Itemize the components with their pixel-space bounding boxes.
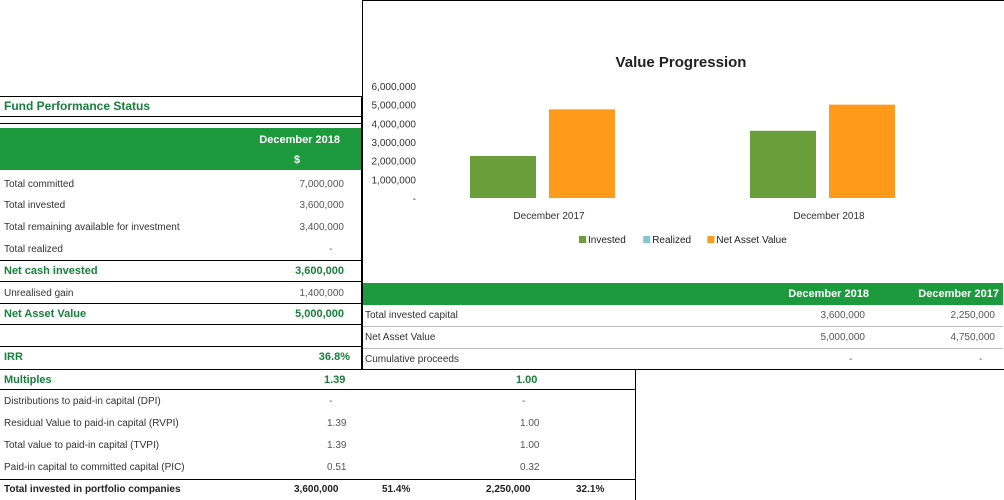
y-tick-label: 1,000,000 xyxy=(372,175,417,186)
x-axis: December 2017 December 2018 xyxy=(513,211,865,222)
rvpi-label: Residual Value to paid-in capital (RVPI) xyxy=(4,418,179,429)
y-tick-label: 6,000,000 xyxy=(372,82,417,93)
row-value-total-committed: 7,000,000 xyxy=(299,179,345,190)
y-tick-label: 5,000,000 xyxy=(372,101,417,112)
capital-row-divider-2 xyxy=(363,348,1003,349)
header-top-border xyxy=(0,123,362,124)
y-tick-label: - xyxy=(413,194,416,205)
legend-swatch xyxy=(707,236,715,243)
nav-label: Net Asset Value xyxy=(4,308,87,320)
pic-label: Paid-in capital to committed capital (PI… xyxy=(4,462,185,473)
pic-v1: 0.51 xyxy=(327,462,347,473)
multiples-header-border xyxy=(0,389,636,390)
legend: Invested Realized Net Asset Value xyxy=(579,235,787,246)
tvpi-label: Total value to paid-in capital (TVPI) xyxy=(4,440,160,451)
multiples-col2: 1.00 xyxy=(516,374,538,386)
footer-label: Total invested in portfolio companies xyxy=(4,484,181,495)
footer-top-border xyxy=(0,479,636,480)
bar-net-asset-value xyxy=(549,109,615,198)
bar-net-asset-value xyxy=(829,104,895,198)
y-tick-label: 2,000,000 xyxy=(372,157,417,168)
bar-invested xyxy=(470,156,536,198)
fund-performance-table: Fund Performance Status December 2018 $ … xyxy=(0,96,362,370)
multiples-col1: 1.39 xyxy=(324,374,346,386)
multiples-table: Multiples 1.39 1.00 Distributions to pai… xyxy=(0,369,636,500)
net-cash-value: 3,600,000 xyxy=(295,265,344,277)
title-bottom-border xyxy=(0,116,362,117)
row-value-total-realized: - xyxy=(329,244,333,255)
nav-bottom-border xyxy=(0,324,362,325)
title-top-border xyxy=(0,96,362,97)
x-tick-label: December 2018 xyxy=(793,211,865,222)
irr-value: 36.8% xyxy=(318,351,350,363)
footer-p1: 51.4% xyxy=(382,484,411,495)
multiples-top-border xyxy=(0,369,636,370)
table-title: Fund Performance Status xyxy=(4,99,151,113)
x-tick-label: December 2017 xyxy=(513,211,585,222)
capital-row-nav-v1: 5,000,000 xyxy=(820,332,866,343)
footer-v2: 2,250,000 xyxy=(486,484,531,495)
row-label-total-committed: Total committed xyxy=(4,179,75,190)
capital-row-proceeds-v1: - xyxy=(849,354,853,365)
left-table-right-border xyxy=(361,96,362,370)
net-cash-top-border xyxy=(0,260,362,261)
legend-label: Realized xyxy=(652,235,691,246)
capital-row-nav-label: Net Asset Value xyxy=(365,332,436,343)
dpi-v1: - xyxy=(329,396,333,407)
capital-row-invested-v1: 3,600,000 xyxy=(820,310,866,321)
capital-row-invested-v2: 2,250,000 xyxy=(950,310,996,321)
y-axis: - 1,000,000 2,000,000 3,000,000 4,000,000 5,0… xyxy=(372,82,417,205)
legend-label: Net Asset Value xyxy=(716,235,787,246)
nav-value: 5,000,000 xyxy=(295,308,344,320)
row-value-total-remaining: 3,400,000 xyxy=(299,222,345,233)
capital-header-2017: December 2017 xyxy=(918,288,999,300)
capital-row-invested-label: Total invested capital xyxy=(365,310,458,321)
dpi-label: Distributions to paid-in capital (DPI) xyxy=(4,396,161,407)
bar-invested xyxy=(750,130,816,198)
y-tick-label: 4,000,000 xyxy=(372,119,417,130)
legend-swatch xyxy=(579,236,586,243)
net-cash-label: Net cash invested xyxy=(4,265,98,277)
nav-top-border xyxy=(0,303,362,304)
legend-swatch xyxy=(643,236,651,243)
irr-label: IRR xyxy=(4,351,23,363)
header-currency: $ xyxy=(294,154,301,166)
rvpi-v2: 1.00 xyxy=(520,418,540,429)
row-label-total-invested: Total invested xyxy=(4,200,66,211)
dpi-v2: - xyxy=(522,396,526,407)
unrealised-gain-label: Unrealised gain xyxy=(4,288,74,299)
capital-row-divider-1 xyxy=(363,326,1003,327)
irr-top-border xyxy=(0,346,362,347)
rvpi-v1: 1.39 xyxy=(327,418,347,429)
capital-row-proceeds-label: Cumulative proceeds xyxy=(365,354,459,365)
capital-row-nav-v2: 4,750,000 xyxy=(950,332,996,343)
capital-row-proceeds-v2: - xyxy=(979,354,983,365)
footer-v1: 3,600,000 xyxy=(294,484,339,495)
multiples-label: Multiples xyxy=(4,374,52,386)
net-cash-bottom-border xyxy=(0,281,362,282)
capital-table-header xyxy=(363,283,1003,305)
value-progression-chart: Value Progression - 1,000,000 2,000,000 3,0… xyxy=(372,54,895,246)
tvpi-v2: 1.00 xyxy=(520,440,540,451)
bars xyxy=(470,104,895,198)
multiples-right-border xyxy=(635,369,636,500)
capital-header-2018: December 2018 xyxy=(788,288,869,300)
footer-p2: 32.1% xyxy=(576,484,605,495)
row-value-total-invested: 3,600,000 xyxy=(299,200,345,211)
header-period: December 2018 xyxy=(259,134,340,146)
y-tick-label: 3,000,000 xyxy=(372,138,417,149)
chart-panel: Value Progression - 1,000,000 2,000,000 3,0… xyxy=(362,0,1004,370)
table-header xyxy=(0,128,362,170)
legend-label: Invested xyxy=(588,235,626,246)
row-label-total-remaining: Total remaining available for investment xyxy=(4,222,180,233)
tvpi-v1: 1.39 xyxy=(327,440,347,451)
chart-title: Value Progression xyxy=(616,54,747,71)
pic-v2: 0.32 xyxy=(520,462,540,473)
unrealised-gain-value: 1,400,000 xyxy=(299,288,345,299)
row-label-total-realized: Total realized xyxy=(4,244,63,255)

DESCRIPTION OF THE TASK ▸ Rewrite the lines from the line with "y-tick-label: 1,000,000 xyxy=(372,175,417,186)" up to and including the line with "footer-top-border xyxy=(0,479,636,480)", replacing "Net Asset Value" with "NAV" and leaving everything else unchanged. Give only those lines.

EXERCISE SOLUTION ▸
y-tick-label: 1,000,000 xyxy=(372,175,417,186)
x-axis: December 2017 December 2018 xyxy=(513,211,865,222)
rvpi-label: Residual Value to paid-in capital (RVPI) xyxy=(4,418,179,429)
y-tick-label: 6,000,000 xyxy=(372,82,417,93)
row-value-total-committed: 7,000,000 xyxy=(299,179,345,190)
y-tick-label: 5,000,000 xyxy=(372,101,417,112)
capital-row-divider-2 xyxy=(363,348,1003,349)
header-top-border xyxy=(0,123,362,124)
y-tick-label: - xyxy=(413,194,416,205)
legend-swatch xyxy=(707,236,715,243)
nav-label: NAV xyxy=(4,308,87,320)
pic-label: Paid-in capital to committed capital (PI… xyxy=(4,462,185,473)
pic-v1: 0.51 xyxy=(327,462,347,473)
multiples-header-border xyxy=(0,389,636,390)
legend: Invested Realized NAV xyxy=(579,235,787,246)
tvpi-label: Total value to paid-in capital (TVPI) xyxy=(4,440,160,451)
multiples-col2: 1.00 xyxy=(516,374,538,386)
footer-label: Total invested in portfolio companies xyxy=(4,484,181,495)
footer-top-border xyxy=(0,479,636,480)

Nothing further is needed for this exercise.